PROBLEM:
Wherever the string "name" appears in a line, extract that line.

RECORDED INFORMATION:
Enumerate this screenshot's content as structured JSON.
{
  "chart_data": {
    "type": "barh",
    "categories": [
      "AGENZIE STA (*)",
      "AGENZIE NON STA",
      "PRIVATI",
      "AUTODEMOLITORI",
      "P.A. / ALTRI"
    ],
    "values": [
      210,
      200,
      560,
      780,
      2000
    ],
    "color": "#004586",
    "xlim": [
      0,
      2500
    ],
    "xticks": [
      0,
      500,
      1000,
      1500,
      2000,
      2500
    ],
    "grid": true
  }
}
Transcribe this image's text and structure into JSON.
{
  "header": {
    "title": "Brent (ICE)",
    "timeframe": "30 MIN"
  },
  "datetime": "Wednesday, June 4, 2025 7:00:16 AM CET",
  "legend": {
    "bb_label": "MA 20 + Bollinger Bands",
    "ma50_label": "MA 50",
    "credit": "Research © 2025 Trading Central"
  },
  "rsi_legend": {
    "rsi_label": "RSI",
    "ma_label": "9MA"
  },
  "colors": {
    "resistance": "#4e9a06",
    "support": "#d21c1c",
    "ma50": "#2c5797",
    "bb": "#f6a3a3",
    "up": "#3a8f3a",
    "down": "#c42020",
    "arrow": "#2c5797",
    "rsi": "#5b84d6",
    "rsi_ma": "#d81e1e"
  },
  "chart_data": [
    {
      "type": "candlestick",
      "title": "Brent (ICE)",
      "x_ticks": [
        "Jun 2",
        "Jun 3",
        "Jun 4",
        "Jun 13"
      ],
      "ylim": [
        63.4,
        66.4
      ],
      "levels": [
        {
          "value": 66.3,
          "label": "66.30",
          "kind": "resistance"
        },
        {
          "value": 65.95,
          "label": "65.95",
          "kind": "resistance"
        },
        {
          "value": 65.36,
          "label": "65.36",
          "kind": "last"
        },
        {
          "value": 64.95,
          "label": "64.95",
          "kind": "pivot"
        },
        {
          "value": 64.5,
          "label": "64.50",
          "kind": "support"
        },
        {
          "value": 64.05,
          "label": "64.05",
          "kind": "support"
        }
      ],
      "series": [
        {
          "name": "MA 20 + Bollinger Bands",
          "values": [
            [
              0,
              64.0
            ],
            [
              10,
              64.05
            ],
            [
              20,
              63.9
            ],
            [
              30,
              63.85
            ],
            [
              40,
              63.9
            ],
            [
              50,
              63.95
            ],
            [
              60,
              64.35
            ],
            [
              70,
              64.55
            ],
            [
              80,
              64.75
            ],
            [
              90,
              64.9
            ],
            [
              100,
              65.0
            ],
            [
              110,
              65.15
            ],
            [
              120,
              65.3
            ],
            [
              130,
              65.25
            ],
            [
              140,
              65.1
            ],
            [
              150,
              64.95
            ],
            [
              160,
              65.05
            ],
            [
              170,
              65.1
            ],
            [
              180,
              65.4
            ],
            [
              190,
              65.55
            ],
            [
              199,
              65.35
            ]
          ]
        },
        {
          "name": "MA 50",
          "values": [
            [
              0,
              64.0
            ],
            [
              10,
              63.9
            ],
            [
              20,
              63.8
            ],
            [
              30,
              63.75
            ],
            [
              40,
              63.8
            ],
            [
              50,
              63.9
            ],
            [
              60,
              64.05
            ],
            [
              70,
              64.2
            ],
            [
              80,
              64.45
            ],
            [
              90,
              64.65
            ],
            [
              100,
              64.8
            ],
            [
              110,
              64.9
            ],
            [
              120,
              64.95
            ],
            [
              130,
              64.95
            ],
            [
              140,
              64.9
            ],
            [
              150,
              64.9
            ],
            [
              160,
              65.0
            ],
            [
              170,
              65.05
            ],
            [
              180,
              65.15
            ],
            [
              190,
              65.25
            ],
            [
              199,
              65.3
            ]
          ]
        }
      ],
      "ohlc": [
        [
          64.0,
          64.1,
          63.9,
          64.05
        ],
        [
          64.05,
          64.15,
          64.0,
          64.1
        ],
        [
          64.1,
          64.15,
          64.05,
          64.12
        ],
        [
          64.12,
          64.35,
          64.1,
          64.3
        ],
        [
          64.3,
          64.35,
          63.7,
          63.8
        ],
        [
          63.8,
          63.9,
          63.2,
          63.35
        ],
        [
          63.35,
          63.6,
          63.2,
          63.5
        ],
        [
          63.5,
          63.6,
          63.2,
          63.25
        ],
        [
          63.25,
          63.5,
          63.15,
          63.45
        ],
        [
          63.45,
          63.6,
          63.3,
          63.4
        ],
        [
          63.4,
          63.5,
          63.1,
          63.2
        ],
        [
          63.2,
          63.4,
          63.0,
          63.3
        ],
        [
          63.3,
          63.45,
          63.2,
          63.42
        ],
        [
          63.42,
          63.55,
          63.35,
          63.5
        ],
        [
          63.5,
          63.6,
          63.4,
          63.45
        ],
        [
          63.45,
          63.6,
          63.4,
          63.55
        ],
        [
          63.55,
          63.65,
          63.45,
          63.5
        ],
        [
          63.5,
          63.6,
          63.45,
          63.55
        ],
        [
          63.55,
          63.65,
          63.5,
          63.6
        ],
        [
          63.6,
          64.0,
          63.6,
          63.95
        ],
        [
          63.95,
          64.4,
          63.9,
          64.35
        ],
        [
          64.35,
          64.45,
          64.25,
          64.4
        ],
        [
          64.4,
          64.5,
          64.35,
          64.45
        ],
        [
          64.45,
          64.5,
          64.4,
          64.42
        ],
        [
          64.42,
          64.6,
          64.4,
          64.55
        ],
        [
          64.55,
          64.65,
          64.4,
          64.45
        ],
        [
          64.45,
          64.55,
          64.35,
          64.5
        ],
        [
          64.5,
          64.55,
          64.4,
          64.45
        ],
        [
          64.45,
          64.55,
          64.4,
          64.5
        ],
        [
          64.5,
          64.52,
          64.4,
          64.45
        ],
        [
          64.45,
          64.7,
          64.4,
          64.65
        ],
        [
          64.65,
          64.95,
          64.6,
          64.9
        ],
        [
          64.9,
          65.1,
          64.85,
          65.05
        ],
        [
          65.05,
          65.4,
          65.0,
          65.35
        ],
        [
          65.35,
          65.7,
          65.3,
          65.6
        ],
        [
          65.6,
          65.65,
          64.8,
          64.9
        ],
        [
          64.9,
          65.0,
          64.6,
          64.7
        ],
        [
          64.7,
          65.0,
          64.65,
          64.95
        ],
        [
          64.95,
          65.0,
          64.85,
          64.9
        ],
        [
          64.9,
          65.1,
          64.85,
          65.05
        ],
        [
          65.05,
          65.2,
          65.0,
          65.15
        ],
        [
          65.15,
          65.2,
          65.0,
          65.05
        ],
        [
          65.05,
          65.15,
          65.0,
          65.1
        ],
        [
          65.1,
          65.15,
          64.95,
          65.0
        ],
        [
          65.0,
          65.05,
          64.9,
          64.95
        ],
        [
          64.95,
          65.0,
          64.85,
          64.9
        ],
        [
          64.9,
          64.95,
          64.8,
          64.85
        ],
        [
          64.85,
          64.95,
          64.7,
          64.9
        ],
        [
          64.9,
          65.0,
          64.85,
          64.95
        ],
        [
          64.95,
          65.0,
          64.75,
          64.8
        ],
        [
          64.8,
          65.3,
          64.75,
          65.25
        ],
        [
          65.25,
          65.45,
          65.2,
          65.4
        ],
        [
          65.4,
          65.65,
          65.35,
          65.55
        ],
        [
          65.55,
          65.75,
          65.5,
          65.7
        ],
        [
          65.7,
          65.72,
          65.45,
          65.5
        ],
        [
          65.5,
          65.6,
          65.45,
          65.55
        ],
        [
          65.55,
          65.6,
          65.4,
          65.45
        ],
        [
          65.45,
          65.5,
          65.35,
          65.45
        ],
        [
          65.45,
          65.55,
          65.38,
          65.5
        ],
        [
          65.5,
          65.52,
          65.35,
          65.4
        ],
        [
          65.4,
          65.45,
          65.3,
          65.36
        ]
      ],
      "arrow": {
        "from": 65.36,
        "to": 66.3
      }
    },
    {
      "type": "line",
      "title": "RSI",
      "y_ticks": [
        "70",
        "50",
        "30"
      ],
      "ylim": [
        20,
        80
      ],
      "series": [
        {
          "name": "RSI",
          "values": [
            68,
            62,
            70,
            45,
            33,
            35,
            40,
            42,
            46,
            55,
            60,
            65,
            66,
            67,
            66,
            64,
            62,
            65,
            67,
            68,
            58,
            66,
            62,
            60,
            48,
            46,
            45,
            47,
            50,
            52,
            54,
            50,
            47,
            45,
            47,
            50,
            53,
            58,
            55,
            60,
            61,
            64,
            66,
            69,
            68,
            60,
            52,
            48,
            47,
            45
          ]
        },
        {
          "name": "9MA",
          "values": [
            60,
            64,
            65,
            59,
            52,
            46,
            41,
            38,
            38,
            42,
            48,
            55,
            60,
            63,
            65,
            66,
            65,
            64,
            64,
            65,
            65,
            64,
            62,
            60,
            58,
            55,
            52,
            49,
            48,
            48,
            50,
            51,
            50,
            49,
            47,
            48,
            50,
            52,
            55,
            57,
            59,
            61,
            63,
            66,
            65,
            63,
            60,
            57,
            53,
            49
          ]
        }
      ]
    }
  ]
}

SOLUTION:
          "name": "MA 20 + Bollinger Bands",
          "name": "MA 50",
          "name": "RSI",
          "name": "9MA",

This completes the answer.